━━━━━ DOCUMENT SEGMENT ━━━━━
Skip to main content

Content Modeling

A content model is the schema that defines your content types, their fields, and the relationships between them. It is the single most important architectural decision in any CMS project -- it shapes the authoring experience, the API surface, query performance, caching behavior, and how hard future changes will be.

This guide is CMS-agnostic. The principles apply whether you use Strapi, AEM, Contentful, Sanity, WordPress, or any other platform. Platform-specific implementations are linked throughout.

What is a content model?

Think of it as the intersection of three concerns:

ConcernWhat it cares about
Authoring UXAre the forms intuitive? Can editors find what they need? Is the editing flow fast?
Storage & QueryingCan we query this efficiently? Will it scale to thousands of entries? Are indexes possible?
API & DeliveryIs the API shape clean? Can frontends consume it without transformation? Does it cache well?

A good content model balances all three. A model that is technically elegant but painful to author will fail. A model that is author-friendly but impossible to query will fail differently.

How it differs from database design

Content modeling borrows from relational database design, but adds CMS-specific constraints:

Database designContent modeling adds
Tables, columns, foreign keysContent types, fields, relations
Normalize to reduce redundancySometimes denormalize for authoring speed and API shape
Schema changes are DBA workSchema changes affect live editors and published content
Queries are developer-writtenQueries are often auto-generated (GraphQL, REST filters)
No UI concernThe model is the authoring UI

Content types

Content types are the nouns in your system -- Article, Author, Product, Category, Page.

Collection types vs single types

TypeInstancesExamples
Collection typeMany (0 to thousands)Article, Product, Event, Author, FAQ
Single typeExactly oneHomepage config, Site settings, Footer, Navigation

Collection types are the core of most projects. Single types are useful for global configuration that editors need to manage but that does not repeat.
━━━━━
- **PARTS OF THE EXERCISE**
A. Please copy the content modeling guide in full.
B. Rewrite everything in the records from the first line down to the line containing "y-tick-label: 13.5: [30, 498, 61, 513]", swapping "x-tick-label" for "horizontal-tick-label" and leaving all else unchanged.
━━━━━ LISTING ━━━━━
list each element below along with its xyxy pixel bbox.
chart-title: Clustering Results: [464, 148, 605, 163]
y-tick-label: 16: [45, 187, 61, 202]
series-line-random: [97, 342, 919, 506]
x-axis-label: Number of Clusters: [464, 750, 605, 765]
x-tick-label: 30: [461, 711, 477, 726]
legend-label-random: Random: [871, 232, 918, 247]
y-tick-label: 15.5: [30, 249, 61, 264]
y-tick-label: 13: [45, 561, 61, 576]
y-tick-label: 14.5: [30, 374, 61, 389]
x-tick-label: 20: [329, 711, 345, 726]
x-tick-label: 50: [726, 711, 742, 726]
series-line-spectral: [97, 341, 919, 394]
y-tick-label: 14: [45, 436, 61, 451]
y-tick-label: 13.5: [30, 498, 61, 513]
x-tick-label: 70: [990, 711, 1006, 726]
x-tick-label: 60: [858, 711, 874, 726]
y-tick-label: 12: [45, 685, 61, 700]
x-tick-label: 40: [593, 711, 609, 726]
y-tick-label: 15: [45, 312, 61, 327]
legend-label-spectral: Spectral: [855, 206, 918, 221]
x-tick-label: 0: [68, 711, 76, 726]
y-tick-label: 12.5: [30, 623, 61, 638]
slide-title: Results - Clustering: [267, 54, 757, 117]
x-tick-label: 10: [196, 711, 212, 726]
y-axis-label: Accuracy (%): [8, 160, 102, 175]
━━━━━
- **ANSWERS FOR THE EXERCISE**
A.
Skip to main content

Content Modeling

A content model is the schema that defines your content types, their fields, and the relationships between them. It is the single most important architectural decision in any CMS project -- it shapes the authoring experience, the API surface, query performance, caching behavior, and how hard future changes will be.

This guide is CMS-agnostic. The principles apply whether you use Strapi, AEM, Contentful, Sanity, WordPress, or any other platform. Platform-specific implementations are linked throughout.

What is a content model?

Think of it as the intersection of three concerns:

ConcernWhat it cares about
Authoring UXAre the forms intuitive? Can editors find what they need? Is the editing flow fast?
Storage & QueryingCan we query this efficiently? Will it scale to thousands of entries? Are indexes possible?
API & DeliveryIs the API shape clean? Can frontends consume it without transformation? Does it cache well?

A good content model balances all three. A model that is technically elegant but painful to author will fail. A model that is author-friendly but impossible to query will fail differently.

How it differs from database design

Content modeling borrows from relational database design, but adds CMS-specific constraints:

Database designContent modeling adds
Tables, columns, foreign keysContent types, fields, relations
Normalize to reduce redundancySometimes denormalize for authoring speed and API shape
Schema changes are DBA workSchema changes affect live editors and published content
Queries are developer-writtenQueries are often auto-generated (GraphQL, REST filters)
No UI concernThe model is the authoring UI

Content types

Content types are the nouns in your system -- Article, Author, Product, Category, Page.

Collection types vs single types

TypeInstancesExamples
Collection typeMany (0 to thousands)Article, Product, Event, Author, FAQ
Single typeExactly oneHomepage config, Site settings, Footer, Navigation

Collection types are the core of most projects. Single types are useful for global configuration that editors need to manage but that does not repeat.

B.
list each element below along with its xyxy pixel bbox.
chart-title: Clustering Results: [464, 148, 605, 163]
y-tick-label: 16: [45, 187, 61, 202]
series-line-random: [97, 342, 919, 506]
x-axis-label: Number of Clusters: [464, 750, 605, 765]
horizontal-tick-label: 30: [461, 711, 477, 726]
legend-label-random: Random: [871, 232, 918, 247]
y-tick-label: 15.5: [30, 249, 61, 264]
y-tick-label: 13: [45, 561, 61, 576]
y-tick-label: 14.5: [30, 374, 61, 389]
horizontal-tick-label: 20: [329, 711, 345, 726]
horizontal-tick-label: 50: [726, 711, 742, 726]
series-line-spectral: [97, 341, 919, 394]
y-tick-label: 14: [45, 436, 61, 451]
y-tick-label: 13.5: [30, 498, 61, 513]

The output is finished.